● Work required
Extract the lines that hold the string "搬和不搬可就大不相同了".

● Provided material
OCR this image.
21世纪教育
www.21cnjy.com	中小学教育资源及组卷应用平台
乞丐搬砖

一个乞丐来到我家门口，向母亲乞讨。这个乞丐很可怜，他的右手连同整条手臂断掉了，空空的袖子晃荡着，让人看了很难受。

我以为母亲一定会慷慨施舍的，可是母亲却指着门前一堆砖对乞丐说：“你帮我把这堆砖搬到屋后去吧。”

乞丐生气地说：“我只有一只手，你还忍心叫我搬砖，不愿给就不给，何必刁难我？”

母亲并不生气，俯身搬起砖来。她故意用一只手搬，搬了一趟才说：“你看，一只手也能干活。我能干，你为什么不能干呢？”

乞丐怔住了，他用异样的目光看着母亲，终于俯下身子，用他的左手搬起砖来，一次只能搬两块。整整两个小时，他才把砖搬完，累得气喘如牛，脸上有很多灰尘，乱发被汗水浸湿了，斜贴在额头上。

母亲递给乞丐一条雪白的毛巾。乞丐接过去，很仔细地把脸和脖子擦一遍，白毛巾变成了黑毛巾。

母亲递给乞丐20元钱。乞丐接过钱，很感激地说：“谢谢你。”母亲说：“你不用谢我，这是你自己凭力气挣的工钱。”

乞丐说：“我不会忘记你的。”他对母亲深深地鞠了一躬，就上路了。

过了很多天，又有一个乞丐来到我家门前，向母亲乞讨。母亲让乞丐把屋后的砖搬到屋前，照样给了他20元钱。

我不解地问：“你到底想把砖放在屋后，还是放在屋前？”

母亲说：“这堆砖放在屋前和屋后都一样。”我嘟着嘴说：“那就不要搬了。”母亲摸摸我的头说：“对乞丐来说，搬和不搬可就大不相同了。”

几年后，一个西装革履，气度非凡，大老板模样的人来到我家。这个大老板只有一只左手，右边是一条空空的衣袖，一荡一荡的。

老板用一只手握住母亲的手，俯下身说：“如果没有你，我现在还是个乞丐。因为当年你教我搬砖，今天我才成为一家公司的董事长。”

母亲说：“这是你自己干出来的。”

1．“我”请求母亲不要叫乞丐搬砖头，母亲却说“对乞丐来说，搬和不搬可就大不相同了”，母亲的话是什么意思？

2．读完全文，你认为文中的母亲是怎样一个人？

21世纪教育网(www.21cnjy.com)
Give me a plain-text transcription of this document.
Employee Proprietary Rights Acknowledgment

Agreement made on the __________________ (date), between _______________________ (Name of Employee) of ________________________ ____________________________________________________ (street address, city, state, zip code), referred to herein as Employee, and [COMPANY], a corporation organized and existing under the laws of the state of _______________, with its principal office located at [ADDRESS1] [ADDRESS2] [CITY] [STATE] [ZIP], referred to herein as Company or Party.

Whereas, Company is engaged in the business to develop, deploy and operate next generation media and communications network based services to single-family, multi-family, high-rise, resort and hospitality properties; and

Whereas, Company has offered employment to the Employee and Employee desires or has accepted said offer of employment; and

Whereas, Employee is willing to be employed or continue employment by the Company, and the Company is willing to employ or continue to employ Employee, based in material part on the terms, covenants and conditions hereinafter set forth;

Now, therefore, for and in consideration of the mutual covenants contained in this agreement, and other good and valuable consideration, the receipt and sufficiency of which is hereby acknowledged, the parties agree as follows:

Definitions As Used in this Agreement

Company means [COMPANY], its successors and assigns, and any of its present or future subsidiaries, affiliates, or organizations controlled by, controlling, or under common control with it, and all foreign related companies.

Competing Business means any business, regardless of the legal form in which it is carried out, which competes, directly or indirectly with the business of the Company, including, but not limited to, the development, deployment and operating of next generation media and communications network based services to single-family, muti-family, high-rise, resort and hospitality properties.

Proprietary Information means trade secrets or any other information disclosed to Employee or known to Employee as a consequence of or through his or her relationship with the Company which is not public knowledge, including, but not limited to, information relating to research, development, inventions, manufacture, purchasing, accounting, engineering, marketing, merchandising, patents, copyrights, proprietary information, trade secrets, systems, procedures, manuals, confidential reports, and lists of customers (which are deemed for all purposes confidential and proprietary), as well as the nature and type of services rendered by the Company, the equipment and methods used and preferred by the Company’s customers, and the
==
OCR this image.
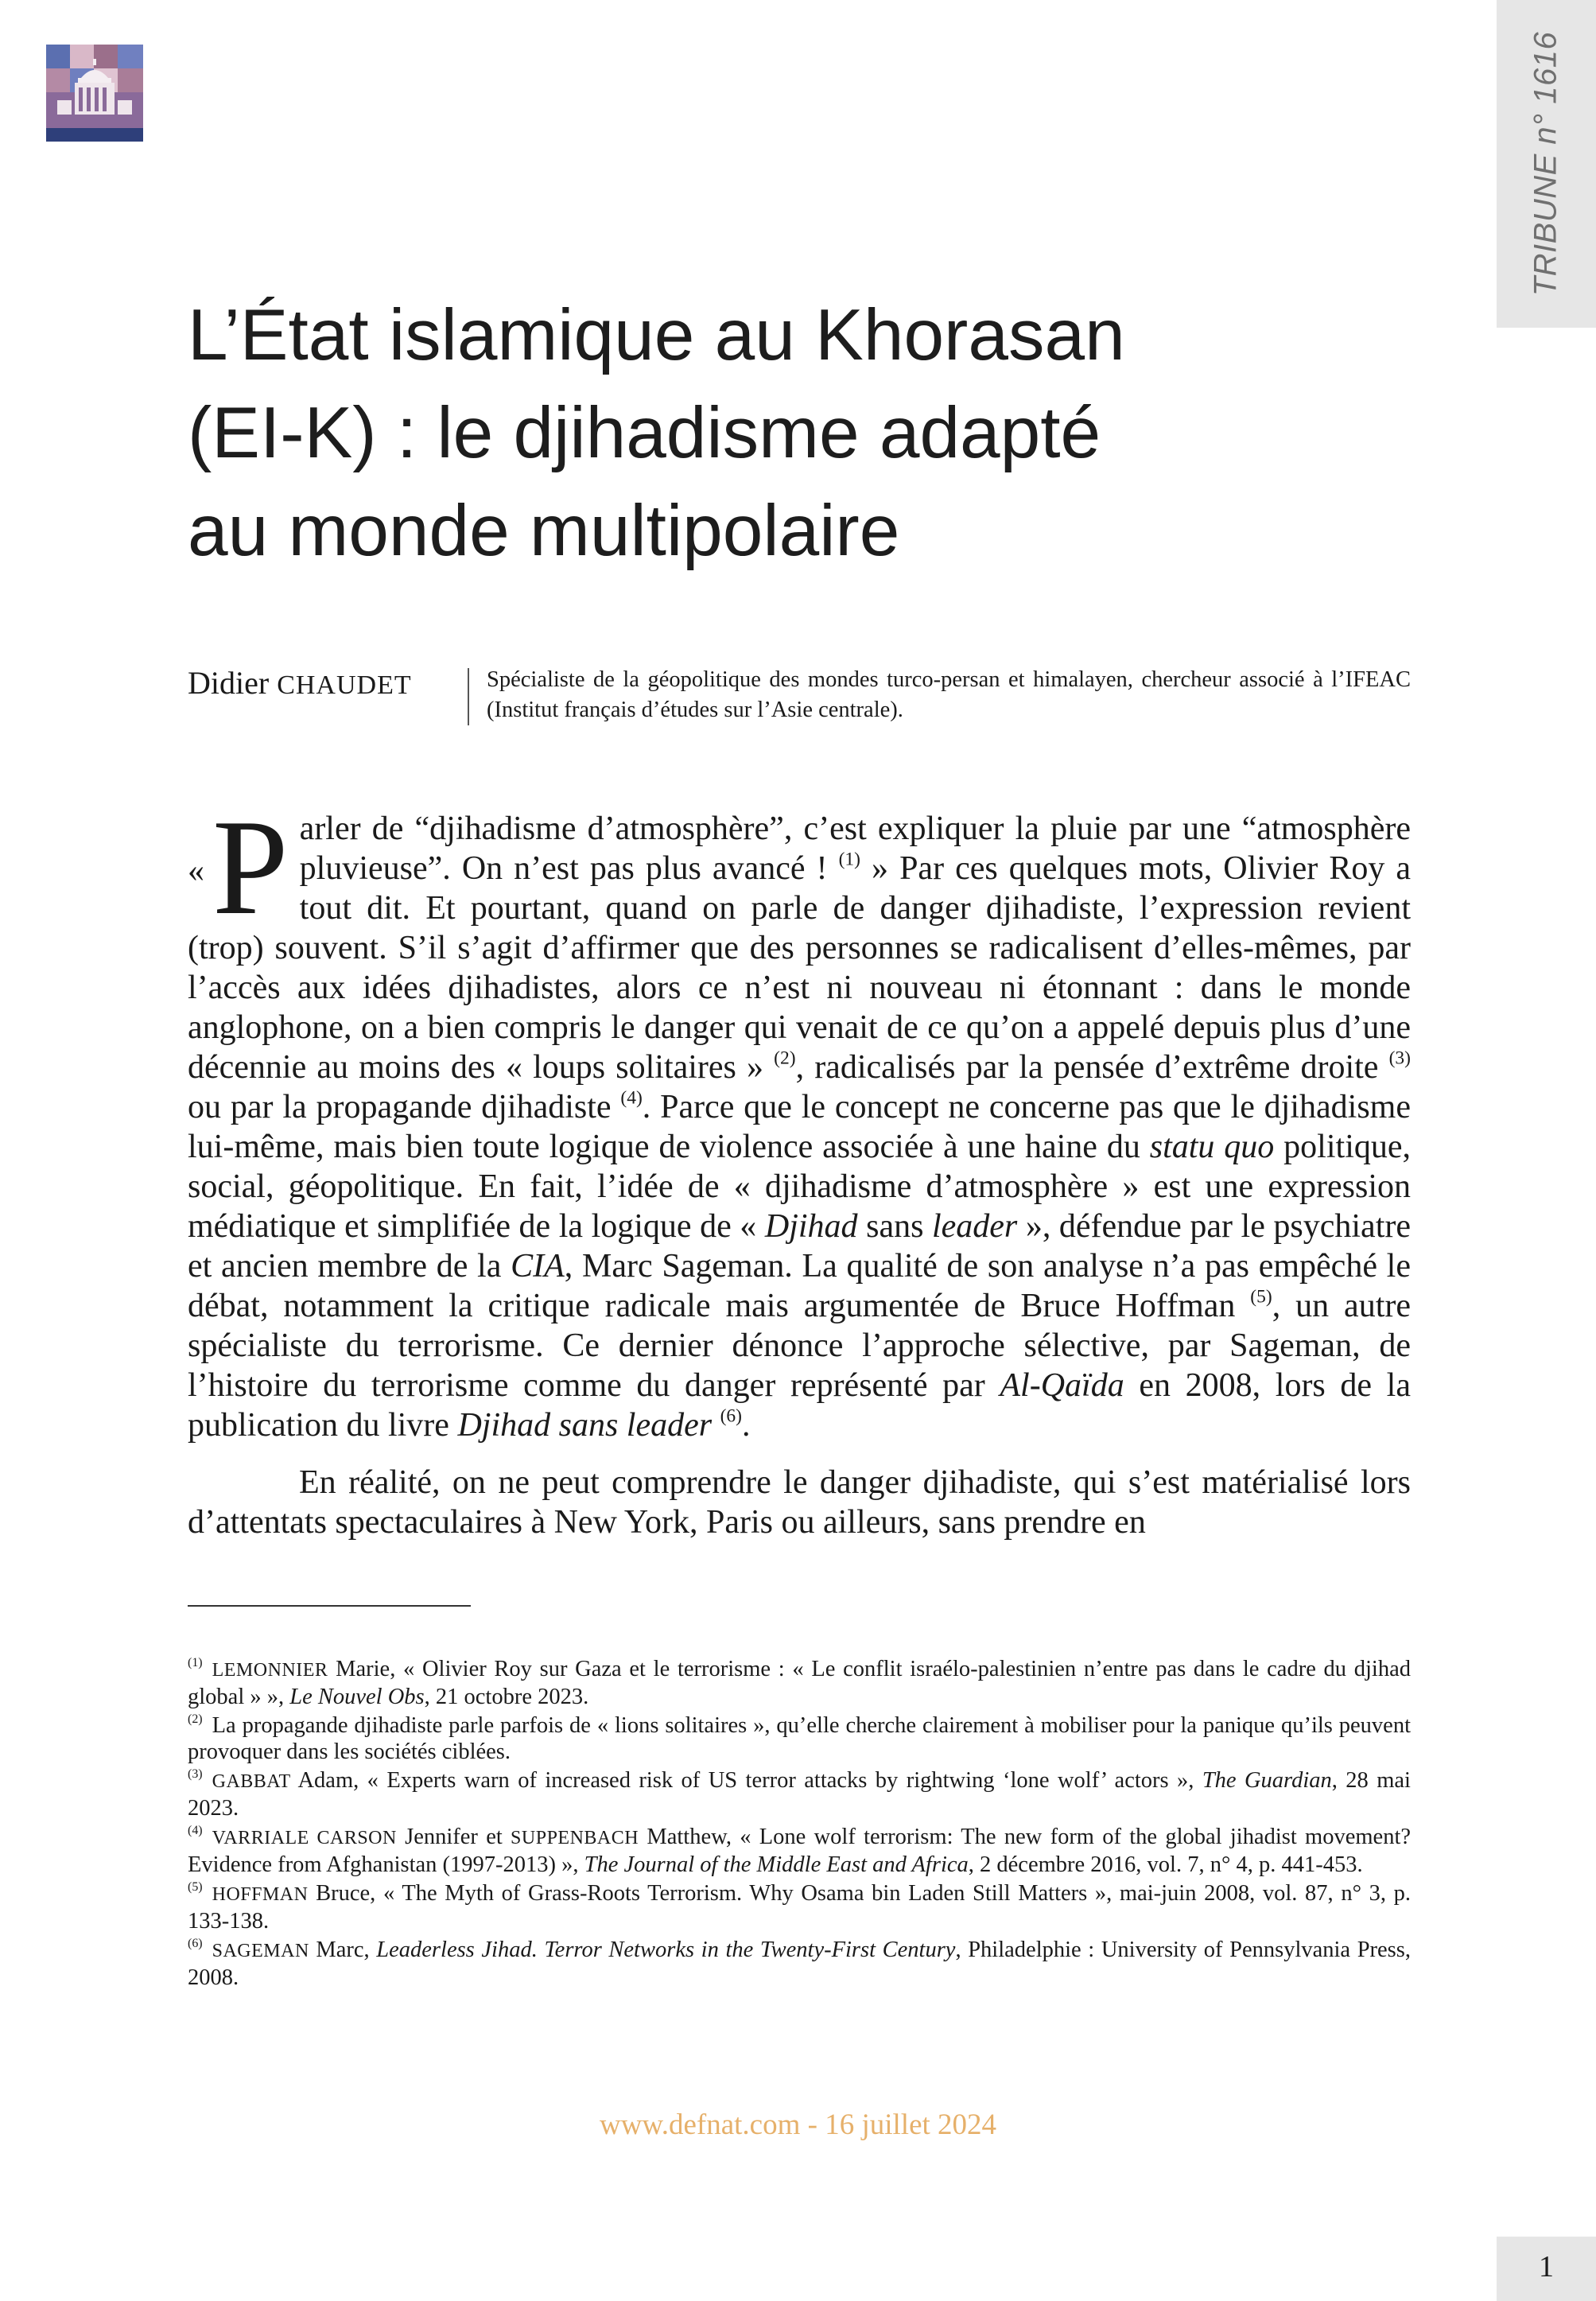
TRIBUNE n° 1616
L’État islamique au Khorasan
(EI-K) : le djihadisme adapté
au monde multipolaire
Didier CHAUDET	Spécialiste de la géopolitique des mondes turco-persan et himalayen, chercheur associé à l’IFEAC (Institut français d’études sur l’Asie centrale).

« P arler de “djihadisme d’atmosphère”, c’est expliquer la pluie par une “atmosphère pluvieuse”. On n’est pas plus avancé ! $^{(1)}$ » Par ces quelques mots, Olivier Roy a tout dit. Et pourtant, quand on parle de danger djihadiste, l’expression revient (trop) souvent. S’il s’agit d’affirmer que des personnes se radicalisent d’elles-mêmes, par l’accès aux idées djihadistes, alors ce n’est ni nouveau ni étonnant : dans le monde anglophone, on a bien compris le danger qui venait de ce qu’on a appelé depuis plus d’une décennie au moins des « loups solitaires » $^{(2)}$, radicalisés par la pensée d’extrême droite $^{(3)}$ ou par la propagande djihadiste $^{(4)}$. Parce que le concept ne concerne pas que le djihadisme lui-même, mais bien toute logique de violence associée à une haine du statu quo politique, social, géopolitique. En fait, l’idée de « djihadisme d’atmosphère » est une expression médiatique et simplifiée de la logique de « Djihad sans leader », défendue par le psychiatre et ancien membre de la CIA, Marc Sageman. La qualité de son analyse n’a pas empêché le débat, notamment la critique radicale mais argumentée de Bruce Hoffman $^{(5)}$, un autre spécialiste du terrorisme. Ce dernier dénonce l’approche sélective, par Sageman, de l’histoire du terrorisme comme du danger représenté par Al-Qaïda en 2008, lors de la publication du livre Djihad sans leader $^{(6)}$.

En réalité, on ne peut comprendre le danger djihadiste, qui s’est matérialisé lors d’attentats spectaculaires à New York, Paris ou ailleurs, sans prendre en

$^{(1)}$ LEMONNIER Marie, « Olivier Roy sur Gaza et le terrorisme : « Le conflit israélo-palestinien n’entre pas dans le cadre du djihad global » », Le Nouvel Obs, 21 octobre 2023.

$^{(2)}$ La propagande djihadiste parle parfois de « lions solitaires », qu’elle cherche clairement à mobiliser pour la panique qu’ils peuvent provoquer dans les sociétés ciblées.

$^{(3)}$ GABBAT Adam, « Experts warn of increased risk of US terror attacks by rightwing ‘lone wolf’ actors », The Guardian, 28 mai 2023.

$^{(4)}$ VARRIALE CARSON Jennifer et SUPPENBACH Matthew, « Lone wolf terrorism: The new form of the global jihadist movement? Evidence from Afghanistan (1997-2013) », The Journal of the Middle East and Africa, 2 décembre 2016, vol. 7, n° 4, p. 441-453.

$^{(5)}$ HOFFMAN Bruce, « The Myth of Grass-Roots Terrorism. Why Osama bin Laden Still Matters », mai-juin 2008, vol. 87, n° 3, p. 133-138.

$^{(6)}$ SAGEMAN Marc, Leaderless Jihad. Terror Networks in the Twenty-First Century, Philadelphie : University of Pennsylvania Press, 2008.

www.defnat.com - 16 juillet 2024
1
---
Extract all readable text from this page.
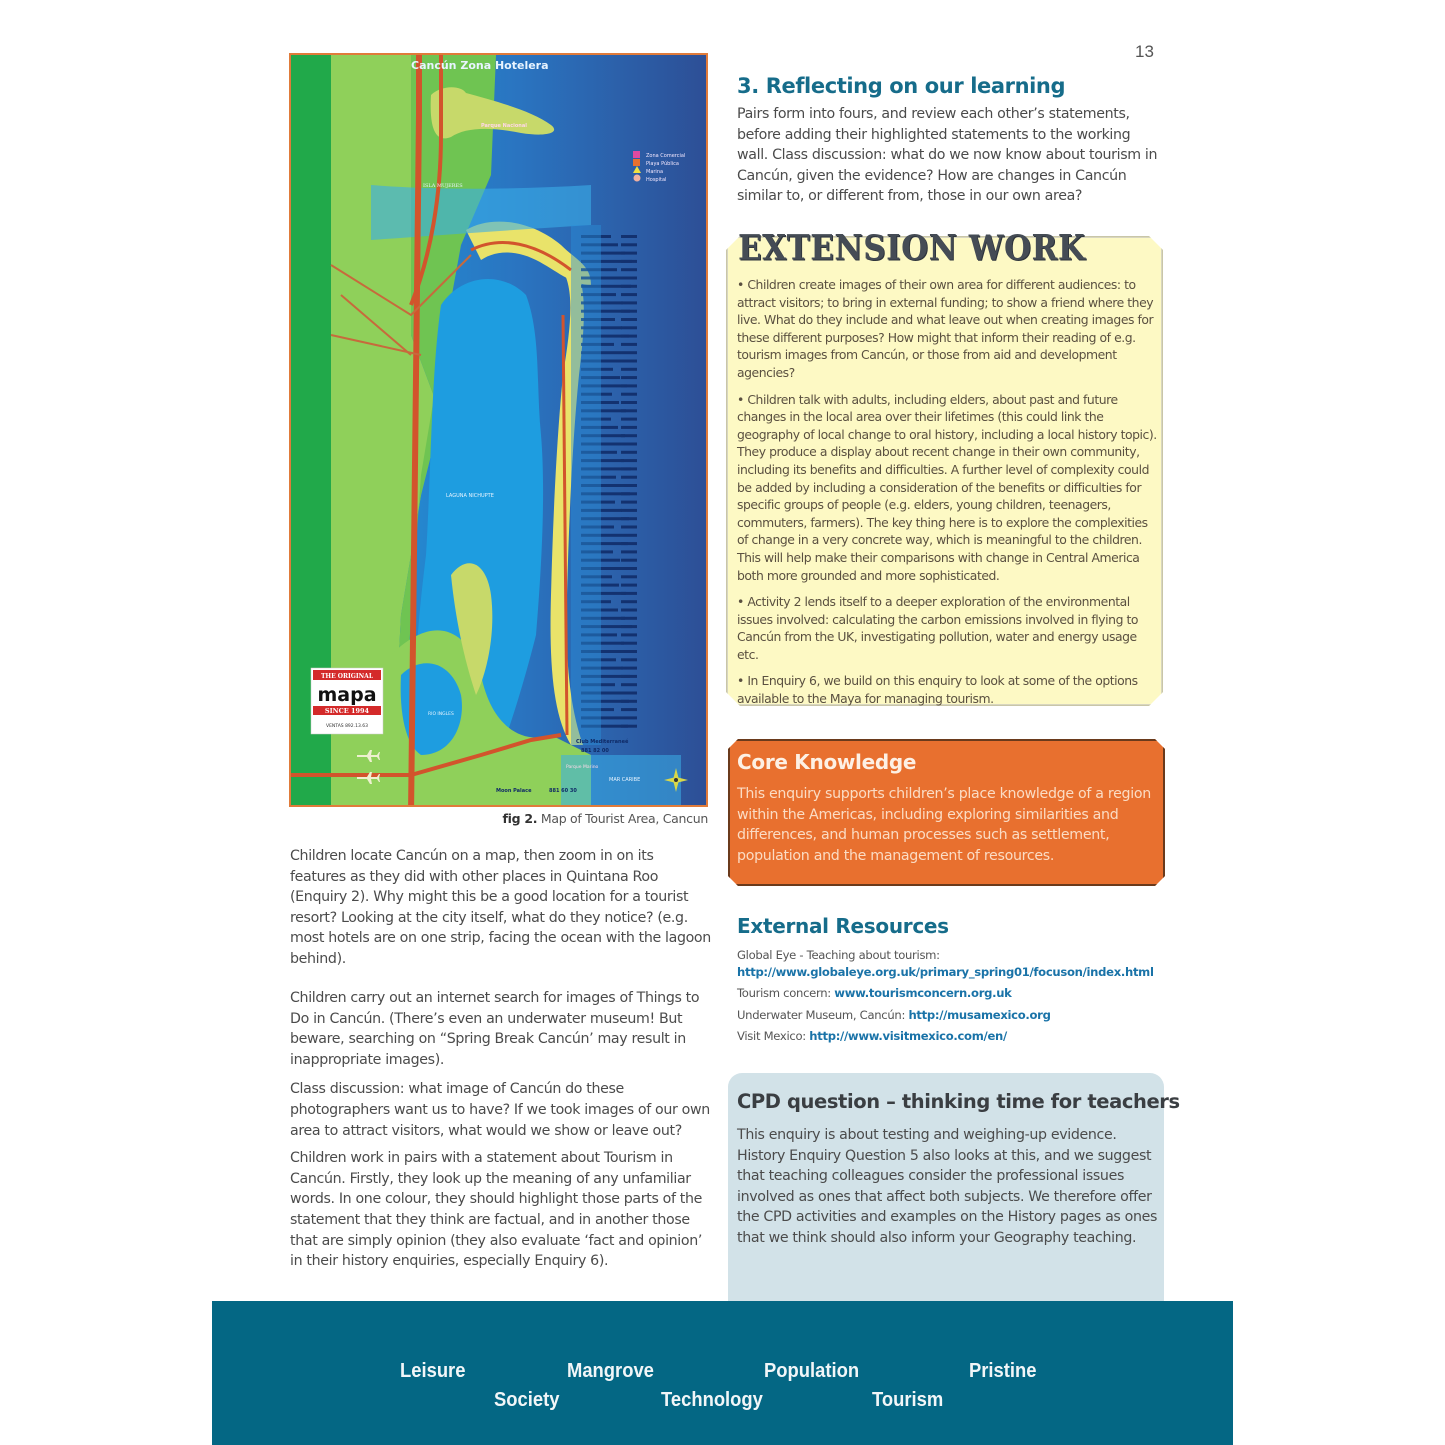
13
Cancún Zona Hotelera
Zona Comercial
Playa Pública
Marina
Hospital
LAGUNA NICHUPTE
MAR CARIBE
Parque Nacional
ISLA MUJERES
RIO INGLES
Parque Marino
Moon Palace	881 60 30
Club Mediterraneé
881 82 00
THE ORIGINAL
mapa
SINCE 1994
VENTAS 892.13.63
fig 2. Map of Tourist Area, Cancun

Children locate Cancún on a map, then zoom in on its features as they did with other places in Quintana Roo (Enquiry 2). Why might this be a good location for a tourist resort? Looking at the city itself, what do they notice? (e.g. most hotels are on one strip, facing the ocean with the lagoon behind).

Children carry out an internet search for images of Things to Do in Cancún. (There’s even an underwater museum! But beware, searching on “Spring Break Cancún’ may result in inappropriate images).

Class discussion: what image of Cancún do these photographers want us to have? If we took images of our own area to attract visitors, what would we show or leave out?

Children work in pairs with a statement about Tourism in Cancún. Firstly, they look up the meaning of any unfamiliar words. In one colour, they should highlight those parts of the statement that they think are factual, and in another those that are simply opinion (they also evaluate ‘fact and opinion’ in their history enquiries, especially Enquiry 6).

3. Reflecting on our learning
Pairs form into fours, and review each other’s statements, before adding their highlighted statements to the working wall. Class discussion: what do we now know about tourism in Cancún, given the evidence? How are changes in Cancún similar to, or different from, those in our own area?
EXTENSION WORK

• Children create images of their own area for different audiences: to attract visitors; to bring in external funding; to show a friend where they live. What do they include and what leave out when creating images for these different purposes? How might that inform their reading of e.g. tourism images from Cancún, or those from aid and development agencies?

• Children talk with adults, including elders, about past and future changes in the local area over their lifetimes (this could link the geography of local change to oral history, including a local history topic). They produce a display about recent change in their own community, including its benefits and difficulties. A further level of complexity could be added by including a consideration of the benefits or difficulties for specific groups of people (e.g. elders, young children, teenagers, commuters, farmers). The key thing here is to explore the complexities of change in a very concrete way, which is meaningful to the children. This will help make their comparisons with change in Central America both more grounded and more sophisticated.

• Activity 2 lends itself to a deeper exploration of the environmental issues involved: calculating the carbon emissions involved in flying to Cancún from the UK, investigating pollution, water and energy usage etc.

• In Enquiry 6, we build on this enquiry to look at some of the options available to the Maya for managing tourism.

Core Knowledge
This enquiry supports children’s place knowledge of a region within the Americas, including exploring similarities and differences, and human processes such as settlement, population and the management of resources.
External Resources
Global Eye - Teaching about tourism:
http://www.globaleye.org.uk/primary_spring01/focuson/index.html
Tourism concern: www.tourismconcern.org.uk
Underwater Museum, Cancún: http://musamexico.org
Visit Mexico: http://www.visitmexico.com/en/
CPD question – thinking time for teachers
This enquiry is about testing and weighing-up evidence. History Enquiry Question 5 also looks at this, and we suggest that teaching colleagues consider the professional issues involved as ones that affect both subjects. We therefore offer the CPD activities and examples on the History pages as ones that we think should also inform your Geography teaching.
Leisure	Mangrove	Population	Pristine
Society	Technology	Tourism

● Exercise answer
母亲说：“这堆砖放在屋前和屋后都一样。”我嘟着嘴说：“那就不要搬了。”母亲摸摸我的头说：“对乞丐来说，搬和不搬可就大不相同了。”
1．“我”请求母亲不要叫乞丐搬砖头，母亲却说“对乞丐来说，搬和不搬可就大不相同了”，母亲的话是什么意思？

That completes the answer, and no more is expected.